Set of tasks:
1: In the entries, start at the line that has "volume-gridline (204, 1186, 205, 1404)" and stop after the line that has "chart-settings-button[interactable] (955, 404, 995, 449)". Update those lines by changing "trade-price" to "fill-price", keep everything else the same, and return only those lines.
2: Write the next part of the High Court sale deed passage, starting right after its last sentence.

Document excerpt:
........
4. The High Court in second appeal, opined that there did
not exist a debtor and creditor relationship between the
parties. The deed contained no recital that the suit lands were
being transferred for securing payment of money. The
agreement was a sale deed, transferring title and possession.
The option for reconveyance, was not exercised within the
stipulated period of ten years. The suit itself was thus not
maintainable. The plaintiff, while objecting to mutation in the
name of the defendant, did not make any offer to repay the
amount of Rs.700/- mentioned in the deed, seeking
consequent return of the lands. The agreement was held to be
a sale, with an option to repurchase.
........
Data for the task:
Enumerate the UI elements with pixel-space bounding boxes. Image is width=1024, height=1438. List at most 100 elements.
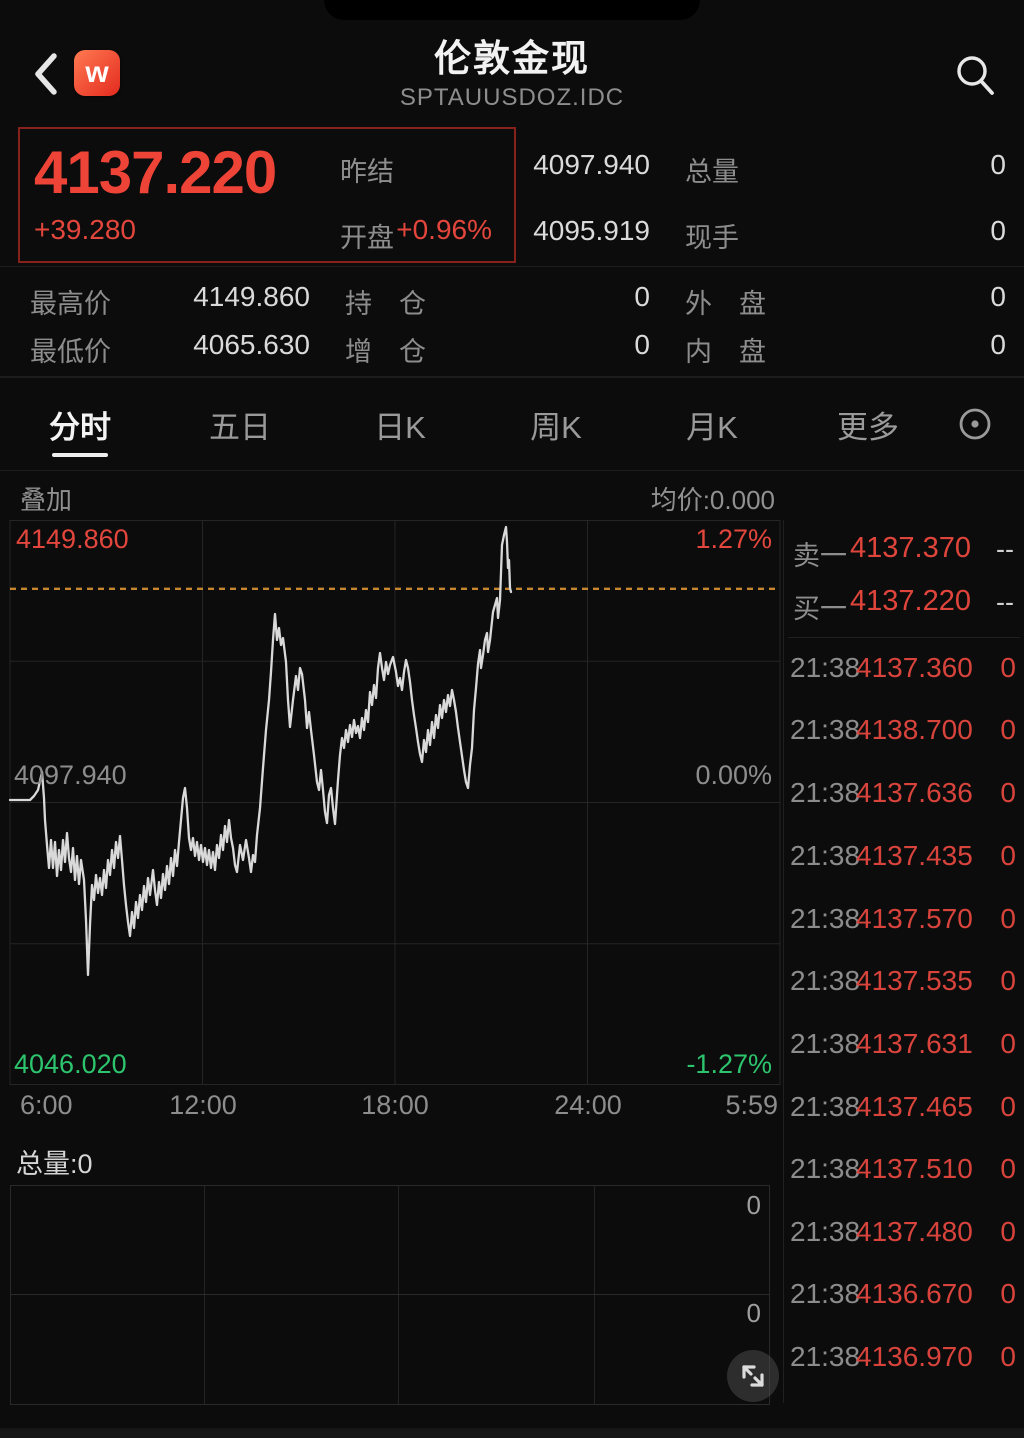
volume-gridline (204, 1186, 205, 1404)
expand-diagonal-icon (742, 1365, 764, 1387)
trade-price: 4136.970 (856, 1341, 973, 1372)
inner-lots-value: 0 (990, 329, 1006, 360)
ask1-price: 4137.370 (850, 532, 971, 564)
search-button[interactable] (952, 52, 998, 98)
x-tick-0559: 5:59 (725, 1090, 778, 1120)
x-tick-1800: 18:00 (361, 1090, 429, 1120)
tab-daily-k[interactable]: 日K (374, 410, 426, 445)
tab-more[interactable]: 更多 (837, 410, 899, 445)
open-interest-value: 0 (634, 281, 650, 312)
volume-scale-value-1: 0 (746, 1190, 761, 1220)
intraday-price-chart[interactable] (0, 520, 1024, 1085)
volume-total-label: 总量:0 (16, 1149, 93, 1179)
trade-price: 4137.360 (856, 652, 973, 683)
total-volume-label: 总量 (685, 157, 739, 187)
current-hand-label: 现手 (685, 223, 739, 253)
chart-mid-pct-label: 0.00% (695, 760, 772, 790)
search-icon (957, 56, 994, 95)
tab-five-day[interactable]: 五日 (209, 410, 271, 445)
chart-mid-label: 4097.940 (14, 760, 127, 790)
trade-price: 4137.570 (856, 903, 973, 934)
trade-time: 21:38 (790, 1278, 861, 1309)
volume-panel: 0 0 (10, 1185, 770, 1405)
chart-grid (9, 520, 781, 1085)
chart-settings-button[interactable] (955, 404, 995, 449)
panel-divider (783, 520, 784, 1403)
divider (0, 266, 1024, 267)
trade-time: 21:38 (790, 1091, 861, 1122)
trade-vol: 0 (1000, 1216, 1016, 1247)
trade-vol: 0 (1000, 777, 1016, 808)
trade-price: 4137.535 (856, 965, 973, 996)
expand-chart-button[interactable] (727, 1350, 779, 1402)
bid1-label: 买一 (793, 594, 847, 624)
x-tick-1200: 12:00 (169, 1090, 237, 1120)
bid1-qty: -- (996, 587, 1014, 617)
trade-vol: 0 (1000, 1028, 1016, 1059)
trade-price: 4136.670 (856, 1278, 973, 1309)
price-change: +39.280 (34, 214, 136, 245)
ask1-label: 卖一 (793, 541, 847, 571)
trade-time: 21:38 (790, 840, 861, 871)
wind-app-logo: w (74, 50, 120, 96)
trade-time: 21:38 (790, 903, 861, 934)
bid1-price: 4137.220 (850, 585, 971, 617)
trade-vol: 0 (1000, 903, 1016, 934)
trade-time: 21:38 (790, 714, 861, 745)
trade-vol: 0 (1000, 1341, 1016, 1372)
tab-intraday[interactable]: 分时 (49, 410, 111, 445)
chart-low-pct-label: -1.27% (686, 1049, 772, 1079)
ask1-qty: -- (996, 534, 1014, 564)
trade-vol: 0 (1000, 1153, 1016, 1184)
trade-vol: 0 (1000, 714, 1016, 745)
open-interest-label: 持 仓 (345, 289, 426, 319)
trade-price: 4137.510 (856, 1153, 973, 1184)
trade-price: 4137.435 (856, 840, 973, 871)
back-button[interactable] (30, 50, 64, 98)
volume-panel-divider (11, 1294, 769, 1295)
open-value: 4095.919 (533, 215, 650, 246)
overlay-button[interactable]: 叠加 (20, 485, 73, 515)
high-label: 最高价 (30, 289, 111, 319)
x-tick-0600: 6:00 (20, 1090, 73, 1120)
chevron-left-icon (35, 53, 57, 95)
volume-gridline (594, 1186, 595, 1404)
inner-lots-label: 内 盘 (685, 337, 766, 367)
trade-time: 21:38 (790, 1153, 861, 1184)
page-title: 伦敦金现 (434, 38, 590, 79)
price-change-pct: +0.96% (396, 214, 492, 245)
trade-vol: 0 (1000, 1091, 1016, 1122)
trade-vol: 0 (1000, 965, 1016, 996)
active-tab-underline (52, 453, 108, 457)
trade-vol: 0 (1000, 1278, 1016, 1309)
position-change-value: 0 (634, 329, 650, 360)
divider (0, 470, 1024, 471)
last-price: 4137.220 (34, 139, 277, 206)
prev-close-label: 昨结 (340, 157, 394, 187)
price-line-series (8, 525, 513, 977)
trade-time: 21:38 (790, 777, 861, 808)
trade-time: 21:38 (790, 1216, 861, 1247)
instrument-code: SPTAUUSDOZ.IDC (399, 84, 625, 111)
prev-close-value: 4097.940 (533, 149, 650, 180)
chart-low-label: 4046.020 (14, 1049, 127, 1079)
trade-price: 4137.636 (856, 777, 973, 808)
trade-vol: 0 (1000, 840, 1016, 871)
trade-price: 4137.480 (856, 1216, 973, 1247)
trade-time: 21:38 (790, 652, 861, 683)
low-value: 4065.630 (193, 329, 310, 360)
tab-monthly-k[interactable]: 月K (686, 410, 738, 445)
trade-vol: 0 (1000, 652, 1016, 683)
trade-time: 21:38 (790, 965, 861, 996)
high-value: 4149.860 (193, 281, 310, 312)
last-price-box (18, 127, 516, 263)
divider (0, 376, 1024, 378)
outer-lots-value: 0 (990, 281, 1006, 312)
phone-notch (324, 0, 700, 20)
bottom-bar (0, 1428, 1024, 1438)
tab-weekly-k[interactable]: 周K (530, 410, 582, 445)
volume-gridline (398, 1186, 399, 1404)
x-tick-2400: 24:00 (554, 1090, 622, 1120)
trade-price: 4137.465 (856, 1091, 973, 1122)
........
Response list:
1:
volume-gridline (204, 1186, 205, 1404)
expand-diagonal-icon (742, 1365, 764, 1387)
fill-price: 4136.970 (856, 1341, 973, 1372)
inner-lots-value: 0 (990, 329, 1006, 360)
ask1-price: 4137.370 (850, 532, 971, 564)
search-button[interactable] (952, 52, 998, 98)
x-tick-0559: 5:59 (725, 1090, 778, 1120)
x-tick-1800: 18:00 (361, 1090, 429, 1120)
tab-daily-k[interactable]: 日K (374, 410, 426, 445)
tab-more[interactable]: 更多 (837, 410, 899, 445)
open-interest-value: 0 (634, 281, 650, 312)
volume-scale-value-1: 0 (746, 1190, 761, 1220)
intraday-price-chart[interactable] (0, 520, 1024, 1085)
volume-total-label: 总量:0 (16, 1149, 93, 1179)
fill-price: 4137.360 (856, 652, 973, 683)
total-volume-label: 总量 (685, 157, 739, 187)
current-hand-label: 现手 (685, 223, 739, 253)
chart-mid-pct-label: 0.00% (695, 760, 772, 790)
search-icon (957, 56, 994, 95)
tab-five-day[interactable]: 五日 (209, 410, 271, 445)
chart-mid-label: 4097.940 (14, 760, 127, 790)
fill-price: 4137.570 (856, 903, 973, 934)
trade-time: 21:38 (790, 1278, 861, 1309)
volume-panel: 0 0 (10, 1185, 770, 1405)
chart-grid (9, 520, 781, 1085)
chart-settings-button[interactable] (955, 404, 995, 449)

2:
5. Learned counsel for the plaintiff submits that the clause
for reconveyance being contained in the agreement itself, it was 2
a mortgage by conditional sale under Section 58(c) of the
Transfer of Property Act, 1882 (hereinafter referred to as ‘the
Act’). It was redeemable at any time during ten years under
the agreement. The plaintiff had objected to mutation in the
name of the defendant. The defendant in his evidence, had
admitted that the plaintiff had taken money from him from
time to time. The land was valued at Rs.3500/- and the
defendant was demanding that amount for reconveyance. The
plaintiff could not have sold his lands for a paltry sum of
Rs.700/-. The High Court erred in not appreciating the
distinction between a mortgage by conditional sale and a sale
with an option to repurchase. Reliance was placed on
Vishwanath Dadoba Karale vs. Parisa Shantappa
Upadhye (D) thr. Lrs., (2008) 11 SCC 504, and Patel
Ravjibhai Bhulabhai (D) thr. Lrs. vs. Rahemanbhai M.
Shaikh (D) thr. Lrs and Ors., (2016) 12 SCC 216.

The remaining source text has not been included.